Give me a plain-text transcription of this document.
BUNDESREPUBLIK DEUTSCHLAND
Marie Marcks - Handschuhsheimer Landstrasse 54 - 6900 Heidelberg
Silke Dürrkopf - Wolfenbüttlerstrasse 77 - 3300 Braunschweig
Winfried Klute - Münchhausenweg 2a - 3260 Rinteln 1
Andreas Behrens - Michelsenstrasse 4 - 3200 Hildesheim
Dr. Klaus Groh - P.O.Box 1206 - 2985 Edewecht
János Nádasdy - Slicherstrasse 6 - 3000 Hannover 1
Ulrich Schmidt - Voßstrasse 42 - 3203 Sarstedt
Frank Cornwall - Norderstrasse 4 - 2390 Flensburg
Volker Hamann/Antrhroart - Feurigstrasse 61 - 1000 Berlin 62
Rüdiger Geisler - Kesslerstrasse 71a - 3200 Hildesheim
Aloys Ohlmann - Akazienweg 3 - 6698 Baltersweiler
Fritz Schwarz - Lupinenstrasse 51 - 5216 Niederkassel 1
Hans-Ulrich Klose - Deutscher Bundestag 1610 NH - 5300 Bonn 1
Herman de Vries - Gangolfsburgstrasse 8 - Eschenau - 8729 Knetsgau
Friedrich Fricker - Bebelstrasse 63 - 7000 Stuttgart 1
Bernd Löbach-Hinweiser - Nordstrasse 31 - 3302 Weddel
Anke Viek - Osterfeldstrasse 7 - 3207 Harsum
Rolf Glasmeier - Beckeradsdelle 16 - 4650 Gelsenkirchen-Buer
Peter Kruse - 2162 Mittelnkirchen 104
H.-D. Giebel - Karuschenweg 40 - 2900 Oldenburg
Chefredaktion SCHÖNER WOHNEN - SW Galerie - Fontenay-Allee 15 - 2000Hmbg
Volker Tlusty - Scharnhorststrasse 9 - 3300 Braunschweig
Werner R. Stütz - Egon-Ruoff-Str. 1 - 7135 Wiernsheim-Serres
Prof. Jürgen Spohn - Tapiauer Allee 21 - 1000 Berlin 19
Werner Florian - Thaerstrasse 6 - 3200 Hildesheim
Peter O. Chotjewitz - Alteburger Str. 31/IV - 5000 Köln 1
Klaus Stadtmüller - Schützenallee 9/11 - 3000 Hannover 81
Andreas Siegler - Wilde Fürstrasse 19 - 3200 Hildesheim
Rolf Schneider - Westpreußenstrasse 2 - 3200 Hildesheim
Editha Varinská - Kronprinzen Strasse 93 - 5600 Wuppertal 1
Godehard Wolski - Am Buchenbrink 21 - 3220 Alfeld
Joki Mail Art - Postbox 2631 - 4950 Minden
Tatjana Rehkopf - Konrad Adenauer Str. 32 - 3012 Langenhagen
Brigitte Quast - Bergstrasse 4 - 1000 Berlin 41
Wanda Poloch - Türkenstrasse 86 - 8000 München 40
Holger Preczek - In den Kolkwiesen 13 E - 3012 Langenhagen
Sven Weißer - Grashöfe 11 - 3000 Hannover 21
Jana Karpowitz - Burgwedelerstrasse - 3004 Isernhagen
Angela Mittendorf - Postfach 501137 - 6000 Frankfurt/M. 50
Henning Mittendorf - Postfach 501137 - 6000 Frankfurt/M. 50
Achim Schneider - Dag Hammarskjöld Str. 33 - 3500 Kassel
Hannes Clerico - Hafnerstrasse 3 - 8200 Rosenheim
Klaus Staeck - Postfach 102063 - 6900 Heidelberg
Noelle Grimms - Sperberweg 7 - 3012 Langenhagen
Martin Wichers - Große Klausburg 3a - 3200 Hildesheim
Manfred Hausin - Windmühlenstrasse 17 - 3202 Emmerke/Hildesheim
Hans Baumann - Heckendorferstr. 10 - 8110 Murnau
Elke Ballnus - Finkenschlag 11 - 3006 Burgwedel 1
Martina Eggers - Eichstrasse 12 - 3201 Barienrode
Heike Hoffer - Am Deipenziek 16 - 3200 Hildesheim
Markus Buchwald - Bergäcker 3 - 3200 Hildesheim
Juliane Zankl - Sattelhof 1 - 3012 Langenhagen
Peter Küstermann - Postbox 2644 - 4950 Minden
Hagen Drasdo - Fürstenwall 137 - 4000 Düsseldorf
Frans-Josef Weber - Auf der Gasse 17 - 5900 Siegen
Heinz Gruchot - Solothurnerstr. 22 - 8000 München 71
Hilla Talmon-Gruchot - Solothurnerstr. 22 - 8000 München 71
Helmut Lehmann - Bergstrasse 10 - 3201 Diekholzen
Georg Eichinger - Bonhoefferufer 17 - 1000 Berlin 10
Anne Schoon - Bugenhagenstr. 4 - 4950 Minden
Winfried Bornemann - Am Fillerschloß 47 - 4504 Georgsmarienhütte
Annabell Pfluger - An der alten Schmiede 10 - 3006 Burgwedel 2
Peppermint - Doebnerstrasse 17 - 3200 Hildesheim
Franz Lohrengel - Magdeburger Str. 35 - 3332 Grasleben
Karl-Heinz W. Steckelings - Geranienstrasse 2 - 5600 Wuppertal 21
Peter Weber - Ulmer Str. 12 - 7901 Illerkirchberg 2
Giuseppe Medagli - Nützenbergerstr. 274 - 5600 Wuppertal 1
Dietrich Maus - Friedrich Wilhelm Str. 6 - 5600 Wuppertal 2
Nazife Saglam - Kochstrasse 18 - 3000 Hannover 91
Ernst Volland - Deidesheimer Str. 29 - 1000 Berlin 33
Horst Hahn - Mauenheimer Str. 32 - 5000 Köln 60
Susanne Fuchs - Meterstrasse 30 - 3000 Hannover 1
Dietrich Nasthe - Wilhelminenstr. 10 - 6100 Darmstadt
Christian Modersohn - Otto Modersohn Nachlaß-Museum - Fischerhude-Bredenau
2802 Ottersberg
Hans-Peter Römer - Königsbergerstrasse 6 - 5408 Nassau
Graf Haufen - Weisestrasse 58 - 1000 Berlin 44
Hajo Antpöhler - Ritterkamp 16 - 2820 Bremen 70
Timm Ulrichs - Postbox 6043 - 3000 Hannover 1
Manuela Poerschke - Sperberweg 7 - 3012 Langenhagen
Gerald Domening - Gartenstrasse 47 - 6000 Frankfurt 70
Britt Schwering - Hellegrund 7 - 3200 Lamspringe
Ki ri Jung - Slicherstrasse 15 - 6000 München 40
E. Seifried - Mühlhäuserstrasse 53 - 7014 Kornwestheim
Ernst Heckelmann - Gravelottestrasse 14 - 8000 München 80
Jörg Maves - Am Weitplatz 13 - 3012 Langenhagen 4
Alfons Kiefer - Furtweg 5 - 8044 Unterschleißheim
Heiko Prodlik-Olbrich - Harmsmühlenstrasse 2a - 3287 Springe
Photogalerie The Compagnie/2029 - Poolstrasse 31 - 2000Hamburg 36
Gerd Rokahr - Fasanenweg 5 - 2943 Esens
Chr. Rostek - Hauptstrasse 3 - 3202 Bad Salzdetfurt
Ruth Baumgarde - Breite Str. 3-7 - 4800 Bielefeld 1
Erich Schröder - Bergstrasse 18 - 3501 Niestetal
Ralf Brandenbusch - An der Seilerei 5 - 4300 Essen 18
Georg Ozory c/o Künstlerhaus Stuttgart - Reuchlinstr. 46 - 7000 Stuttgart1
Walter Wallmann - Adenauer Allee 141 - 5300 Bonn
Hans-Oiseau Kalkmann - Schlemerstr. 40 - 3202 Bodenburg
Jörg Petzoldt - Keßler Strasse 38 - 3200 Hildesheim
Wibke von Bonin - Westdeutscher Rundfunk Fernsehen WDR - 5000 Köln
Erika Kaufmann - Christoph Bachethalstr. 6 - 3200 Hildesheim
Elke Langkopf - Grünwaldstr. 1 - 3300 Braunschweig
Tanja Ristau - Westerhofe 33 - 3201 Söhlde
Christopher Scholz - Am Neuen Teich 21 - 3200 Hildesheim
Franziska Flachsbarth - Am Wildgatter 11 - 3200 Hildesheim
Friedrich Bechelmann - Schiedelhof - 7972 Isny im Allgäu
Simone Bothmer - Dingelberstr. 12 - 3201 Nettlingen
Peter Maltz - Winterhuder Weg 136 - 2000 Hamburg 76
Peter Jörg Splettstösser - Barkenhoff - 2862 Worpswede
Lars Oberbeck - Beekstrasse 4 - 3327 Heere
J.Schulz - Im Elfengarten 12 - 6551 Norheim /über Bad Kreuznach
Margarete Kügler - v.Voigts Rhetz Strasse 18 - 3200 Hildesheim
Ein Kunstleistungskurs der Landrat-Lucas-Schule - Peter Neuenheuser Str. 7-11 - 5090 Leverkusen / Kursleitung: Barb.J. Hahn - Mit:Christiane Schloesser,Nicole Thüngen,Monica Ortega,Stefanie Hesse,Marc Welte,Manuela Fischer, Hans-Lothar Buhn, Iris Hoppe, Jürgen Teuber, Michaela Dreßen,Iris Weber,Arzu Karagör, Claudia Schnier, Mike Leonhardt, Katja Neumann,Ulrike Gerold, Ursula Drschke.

....

WHAT TO DO |
List all lines where "Frankfurt" occurs.

EXERCISE ANSWER |
Angela Mittendorf - Postfach 501137 - 6000 Frankfurt/M. 50
Henning Mittendorf - Postfach 501137 - 6000 Frankfurt/M. 50
Gerald Domening - Gartenstrasse 47 - 6000 Frankfurt 70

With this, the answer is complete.